▶ [Dataset entries]
+--

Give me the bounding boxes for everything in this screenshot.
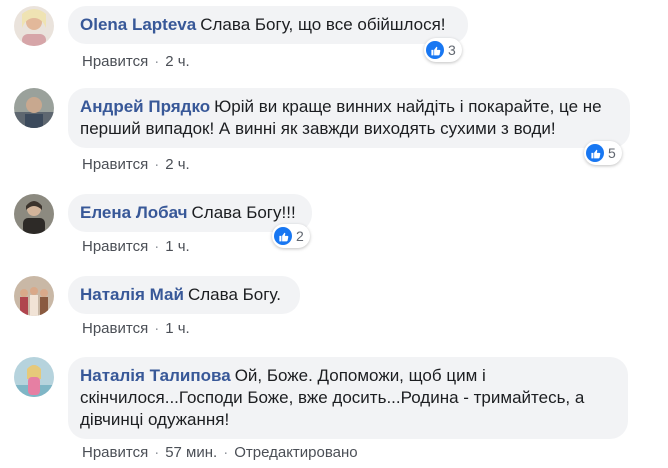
comment-actions: Нравится · 2 ч. bbox=[82, 53, 190, 70]
separator: · bbox=[154, 444, 160, 461]
comment-text: Слава Богу, що все обійшлося! bbox=[200, 15, 446, 34]
comment-author[interactable]: Елена Лобач bbox=[80, 203, 188, 222]
timestamp[interactable]: 1 ч. bbox=[165, 238, 190, 255]
reaction-count[interactable]: 3 bbox=[424, 38, 462, 62]
thumbs-up-icon bbox=[426, 41, 444, 59]
edited-label[interactable]: Отредактировано bbox=[234, 444, 357, 461]
comment-text: Слава Богу!!! bbox=[191, 203, 296, 222]
avatar[interactable] bbox=[14, 88, 54, 128]
comment-actions: Нравится · 1 ч. bbox=[82, 238, 190, 255]
like-link[interactable]: Нравится bbox=[82, 53, 148, 70]
comment-bubble: Наталія Май Слава Богу. bbox=[68, 276, 300, 314]
like-link[interactable]: Нравится bbox=[82, 156, 148, 173]
like-link[interactable]: Нравится bbox=[82, 444, 148, 461]
comment-author[interactable]: Olena Lapteva bbox=[80, 15, 196, 34]
comment-author[interactable]: Наталія Май bbox=[80, 285, 184, 304]
timestamp[interactable]: 1 ч. bbox=[165, 320, 190, 337]
separator: · bbox=[154, 156, 160, 173]
comment-bubble: Наталія Талипова Ой, Боже. Допоможи, щоб … bbox=[68, 357, 628, 439]
comment-bubble: Андрей Прядко Юрій ви краще винних найдіт… bbox=[68, 88, 630, 148]
timestamp[interactable]: 57 мин. bbox=[165, 444, 217, 461]
separator: · bbox=[154, 238, 160, 255]
avatar-photo bbox=[14, 88, 54, 128]
avatar[interactable] bbox=[14, 276, 54, 316]
avatar[interactable] bbox=[14, 6, 54, 46]
avatar-photo bbox=[14, 357, 54, 397]
comment-text: Слава Богу. bbox=[187, 285, 281, 304]
thumbs-up-icon bbox=[274, 227, 292, 245]
avatar[interactable] bbox=[14, 194, 54, 234]
avatar-photo bbox=[14, 6, 54, 46]
comment-author[interactable]: Андрей Прядко bbox=[80, 97, 210, 116]
separator: · bbox=[154, 53, 160, 70]
timestamp[interactable]: 2 ч. bbox=[165, 53, 190, 70]
avatar-photo bbox=[14, 276, 54, 316]
comment-actions: Нравится · 1 ч. bbox=[82, 320, 190, 337]
reaction-number: 3 bbox=[448, 42, 456, 58]
like-link[interactable]: Нравится bbox=[82, 320, 148, 337]
like-link[interactable]: Нравится bbox=[82, 238, 148, 255]
thumbs-up-icon bbox=[586, 144, 604, 162]
reaction-number: 2 bbox=[296, 228, 304, 244]
comment-bubble: Olena Lapteva Слава Богу, що все обійшлос… bbox=[68, 6, 468, 44]
reaction-count[interactable]: 5 bbox=[584, 141, 622, 165]
avatar[interactable] bbox=[14, 357, 54, 397]
reaction-number: 5 bbox=[608, 145, 616, 161]
comment-actions: Нравится · 57 мин. · Отредактировано bbox=[82, 444, 358, 461]
avatar-photo bbox=[14, 194, 54, 234]
separator: · bbox=[223, 444, 229, 461]
separator: · bbox=[154, 320, 160, 337]
reaction-count[interactable]: 2 bbox=[272, 224, 310, 248]
comment-author[interactable]: Наталія Талипова bbox=[80, 366, 231, 385]
comment-actions: Нравится · 2 ч. bbox=[82, 156, 190, 173]
timestamp[interactable]: 2 ч. bbox=[165, 156, 190, 173]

+--

▶ [Challenge]
Write out the lines above word for word, leaving out the pictures.

▶ [Written solution]
Give me the bounding boxes for everything in this screenshot.
comment-actions: Нравится · 2 ч. bbox=[82, 53, 190, 70]
separator: · bbox=[154, 444, 160, 461]
comment-text: Слава Богу, що все обійшлося! bbox=[200, 15, 446, 34]
comment-author[interactable]: Елена Лобач bbox=[80, 203, 188, 222]
timestamp[interactable]: 1 ч. bbox=[165, 238, 190, 255]
reaction-count[interactable]: 3 bbox=[424, 38, 462, 62]
thumbs-up-icon bbox=[426, 41, 444, 59]
edited-label[interactable]: Отредактировано bbox=[234, 444, 357, 461]
comment-text: Слава Богу!!! bbox=[191, 203, 296, 222]
avatar[interactable] bbox=[14, 88, 54, 128]
comment-actions: Нравится · 1 ч. bbox=[82, 238, 190, 255]
like-link[interactable]: Нравится bbox=[82, 53, 148, 70]
comment-bubble: Наталія Май Слава Богу. bbox=[68, 276, 300, 314]
like-link[interactable]: Нравится bbox=[82, 156, 148, 173]
like-link[interactable]: Нравится bbox=[82, 444, 148, 461]
comment-author[interactable]: Olena Lapteva bbox=[80, 15, 196, 34]
comment-author[interactable]: Наталія Май bbox=[80, 285, 184, 304]
timestamp[interactable]: 1 ч. bbox=[165, 320, 190, 337]
separator: · bbox=[154, 156, 160, 173]
comment-bubble: Наталія Талипова Ой, Боже. Допоможи, щоб … bbox=[68, 357, 628, 439]
comment-bubble: Андрей Прядко Юрій ви краще винних найдіт… bbox=[68, 88, 630, 148]
timestamp[interactable]: 57 мин. bbox=[165, 444, 217, 461]
separator: · bbox=[154, 238, 160, 255]
avatar-photo bbox=[14, 88, 54, 128]
avatar[interactable] bbox=[14, 276, 54, 316]
avatar[interactable] bbox=[14, 6, 54, 46]
avatar-photo bbox=[14, 357, 54, 397]
comment-text: Слава Богу. bbox=[187, 285, 281, 304]
thumbs-up-icon bbox=[274, 227, 292, 245]
avatar[interactable] bbox=[14, 194, 54, 234]
avatar-photo bbox=[14, 6, 54, 46]
comment-author[interactable]: Андрей Прядко bbox=[80, 97, 210, 116]
separator: · bbox=[154, 53, 160, 70]
timestamp[interactable]: 2 ч. bbox=[165, 53, 190, 70]
avatar-photo bbox=[14, 276, 54, 316]
comment-actions: Нравится · 1 ч. bbox=[82, 320, 190, 337]
reaction-number: 3 bbox=[448, 42, 456, 58]
like-link[interactable]: Нравится bbox=[82, 320, 148, 337]
like-link[interactable]: Нравится bbox=[82, 238, 148, 255]
thumbs-up-icon bbox=[586, 144, 604, 162]
reaction-number: 2 bbox=[296, 228, 304, 244]
comment-bubble: Olena Lapteva Слава Богу, що все обійшлос… bbox=[68, 6, 468, 44]
reaction-count[interactable]: 5 bbox=[584, 141, 622, 165]
avatar[interactable] bbox=[14, 357, 54, 397]
reaction-number: 5 bbox=[608, 145, 616, 161]
comment-actions: Нравится · 57 мин. · Отредактировано bbox=[82, 444, 358, 461]
avatar-photo bbox=[14, 194, 54, 234]
separator: · bbox=[223, 444, 229, 461]
separator: · bbox=[154, 320, 160, 337]
reaction-count[interactable]: 2 bbox=[272, 224, 310, 248]
comment-author[interactable]: Наталія Талипова bbox=[80, 366, 231, 385]
comment-actions: Нравится · 2 ч. bbox=[82, 156, 190, 173]
timestamp[interactable]: 2 ч. bbox=[165, 156, 190, 173]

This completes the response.